▶ Условие задания
Продолжите приведенный ниже фрагмент о Солженицыне и советских баталистах, начав сразу после его последней фразы.

Отмеченное расхождение в оценках (вполне естественное у художников разной политической ориентации) не отменяет методологическое единство Солженицына и его оппонентов. Обе стороны стремились осмыслить истоки русской революции, обе в войне увидели одну из ее причин и писали о ней именно как о причине то ли будущего национального ренессанса, то ли будущей национальной катастрофы. Фокусируя историческую реальность на одном из полюсов (ренессанс или катастрофа), обе стороны ощутили недостаточность традиционных средств художественной типизации (и Солженицын, и советские баталисты считали себя наследниками русской реалистической традиции, в той или иной мере выполнявшими общественный заказ на «красного Льва Толстого», с реализацией этого заказа и связан сближающий их пафос «срывания всех и всяческих масок»). Обе стороны компенсировали отмеченный выше недостаток политическим мифотворчеством. Важно при этом подчеркнуть, что писали они один и тот же миф – «откуда есть пошла революция», предлагая две версии одной и той же истории. Отсюда их привязанность к одному и тому же кругу идей, исторических лиц, жизненных коллизий, отсюда характерное для обеих сторон ущемление эпики средствами публицистики.

Так, Вс.Вишневский в эпопее «Война» (1939), следуя логике революционного мифа, акцентировал внимание на обострении классовых противоречий, стихийном большевизме массы, сознательном политическом протесте пролетариата и т. п. Повествуя о жизни рабочих до войны, солдат на фронте, автор чередовал отобранные в строгом соответствии с основополагающей идеей зарисовки «с натуры» с обобщениями, прямо выражающими его политические симпатии: » Колоссальное, остро ощутимое, то скрытое, то явное влияние приобретала на заводе Российская социал-демократическая партия (большевиков). Гневные гениальные слова Ленина прередавались рабочими из уст в уста, читались ими на страницах большевистской газеты «Правда».(.14) «Упрямо, систематически, вооруженная ни с чем не сравнимым умением познавать действительность, ее законы и корни жизненных явлений, в преддверии широких исторических перспектив действовала Российская социал-демократическая рабочая партия (большевиков). Бесстрашно попирая законы империи, обращались большевики к рабочим, настойчиво и терпеливо направляя и подготавливая народ ко второй революции».(.15)

▶ Сохранённые записи
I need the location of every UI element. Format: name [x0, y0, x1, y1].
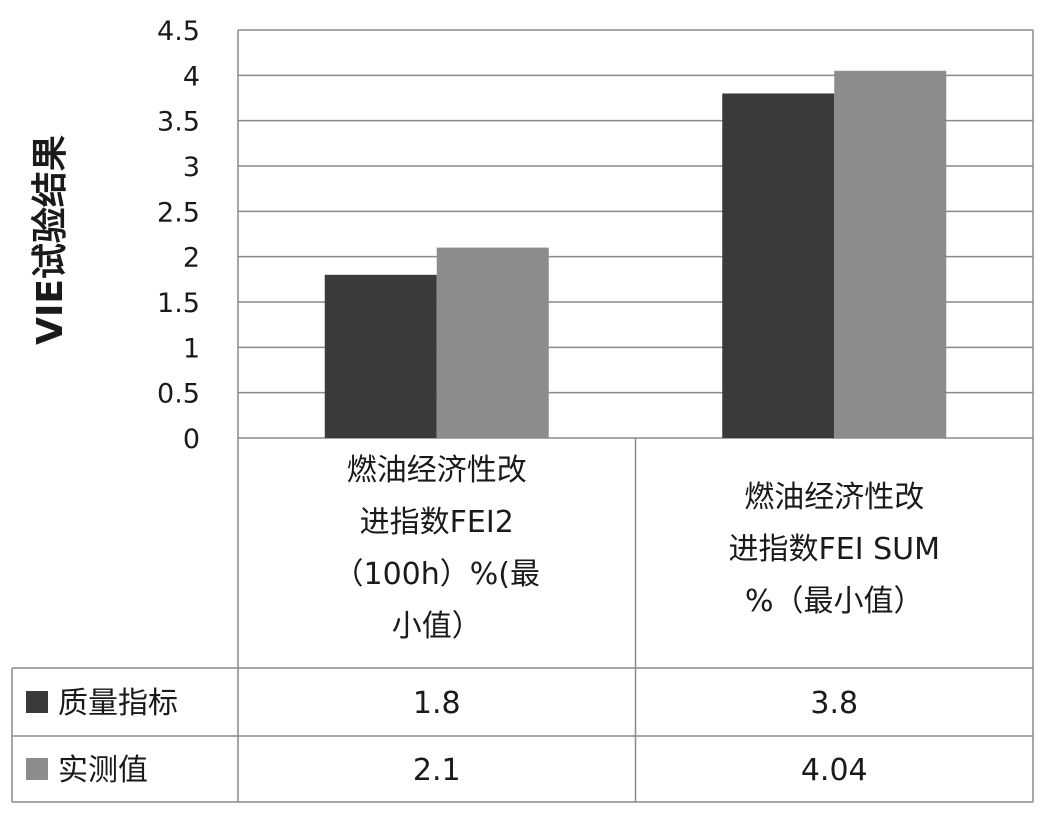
bar-measured-value — [834, 70, 947, 439]
category-label: 进指数FEI SUM — [729, 532, 940, 567]
y-tick-label: 3.5 — [157, 107, 200, 138]
legend-label: 实测值 — [58, 753, 148, 788]
bar-measured-value — [436, 247, 549, 438]
category-label: 小值） — [392, 609, 482, 644]
category-label: 进指数FEI2 — [360, 505, 514, 540]
y-tick-label: 1.5 — [157, 288, 200, 319]
legend-swatch — [26, 691, 48, 713]
legend-label: 质量指标 — [58, 686, 178, 721]
table-value: 3.8 — [810, 686, 858, 721]
y-tick-label: 2 — [183, 243, 200, 274]
y-axis-label: VIE试验结果 — [30, 135, 71, 345]
y-tick-label: 4.5 — [157, 16, 200, 47]
y-tick-label: 0.5 — [157, 379, 200, 410]
y-axis: 0 0.5 1 1.5 2 2.5 3 3.5 4 4.5 — [157, 16, 200, 455]
table-value: 1.8 — [413, 686, 461, 721]
y-tick-label: 4 — [183, 61, 200, 92]
bars — [324, 70, 947, 439]
y-tick-label: 3 — [183, 152, 200, 183]
table-value: 4.04 — [801, 753, 868, 788]
category-label: （100h）%(最 — [334, 557, 540, 592]
category-label: %（最小值） — [745, 584, 924, 619]
legend-swatch — [26, 758, 48, 780]
category-label: 燃油经济性改 — [744, 480, 924, 515]
bar-quality-index — [324, 274, 437, 438]
category-label: 燃油经济性改 — [347, 453, 527, 488]
bar-quality-index — [722, 93, 835, 438]
y-tick-label: 0 — [183, 424, 200, 455]
y-tick-label: 1 — [183, 333, 200, 364]
y-tick-label: 2.5 — [157, 197, 200, 228]
table-value: 2.1 — [413, 753, 461, 788]
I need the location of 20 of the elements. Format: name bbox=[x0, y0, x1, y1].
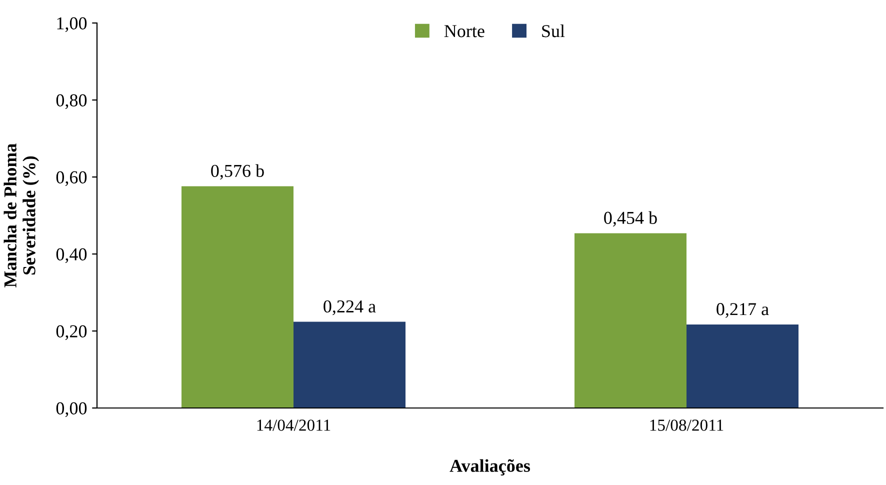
bar bbox=[294, 322, 406, 408]
data-label: 0,217 a bbox=[716, 303, 769, 318]
legend-label: Sul bbox=[542, 24, 565, 38]
x-tick-label: 15/08/2011 bbox=[650, 420, 724, 431]
y-tick-label: 0,20 bbox=[56, 325, 87, 340]
y-tick-label: 1,00 bbox=[57, 17, 87, 32]
x-tick-label: 14/04/2011 bbox=[257, 420, 330, 431]
y-tick-label: 0,00 bbox=[56, 402, 87, 418]
legend-label: Norte bbox=[444, 25, 484, 38]
x-axis-title: Avaliações bbox=[450, 459, 530, 476]
data-label: 0,454 b bbox=[604, 211, 657, 227]
y-tick-label: 0,40 bbox=[56, 248, 87, 264]
y-tick-label: 0,60 bbox=[56, 171, 87, 186]
bar bbox=[181, 186, 294, 408]
y-tick-label: 0,80 bbox=[56, 94, 87, 110]
bar bbox=[574, 233, 686, 408]
y-axis-title: Mancha de Phoma Severidade (%) bbox=[4, 144, 40, 288]
data-label: 0,576 b bbox=[211, 164, 264, 180]
bar bbox=[686, 324, 799, 408]
data-label: 0,224 a bbox=[324, 300, 376, 316]
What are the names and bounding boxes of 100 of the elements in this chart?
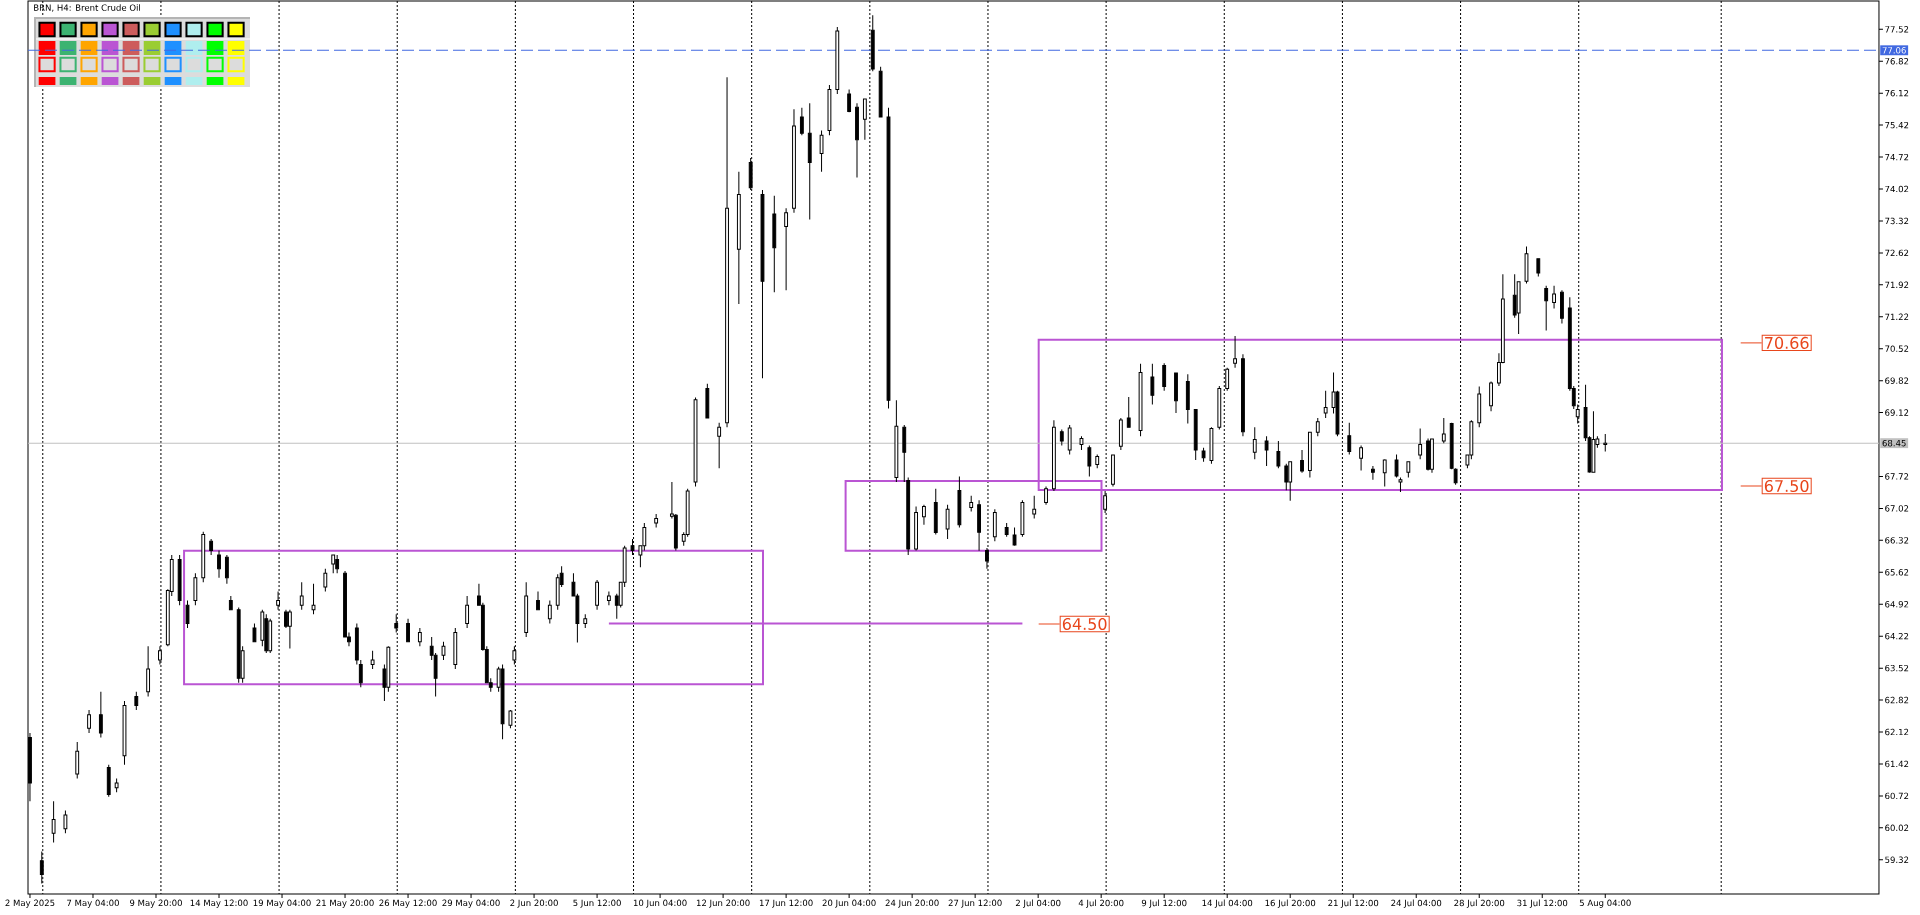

▶ Ответ к заданию
Город, деревня, армия (флот) представали в эпопее «Война» главным образом как объекты большевистской пропаганды. Войне с Германией Вс.Вишневский противопоставлял не прекращавшуюся войну самодержавия с «наиболее опасным врагом внутренним — пролетариатом». Размышляя об отсталой промышленности, отсталой армии, не способной к успешным боевым действиям, автор снимал с повестки дня вопрос о мире: «Нужен ли был мир? Нужна ли была победа? Нет! Мир для того, чтобы вернуть в прежнее рабское состояние миллионы мобилизованных? Победа для усиления монархии и капиталистов? Нет! Нужна была другая война… (…) Народу необходимо поражение царя, ослабление существующего строя, чтобы в свою очередь перейти к войне с ним».(.16)

Участник первой мировой войны, Вс.Вишневский писал и о многочисленных жертвах, и о «героических усилиях русских войск», но упоминания о них оказывались на периферии «поэмы», где главные герои – «творцы прекраснейшей из революций» – большевики.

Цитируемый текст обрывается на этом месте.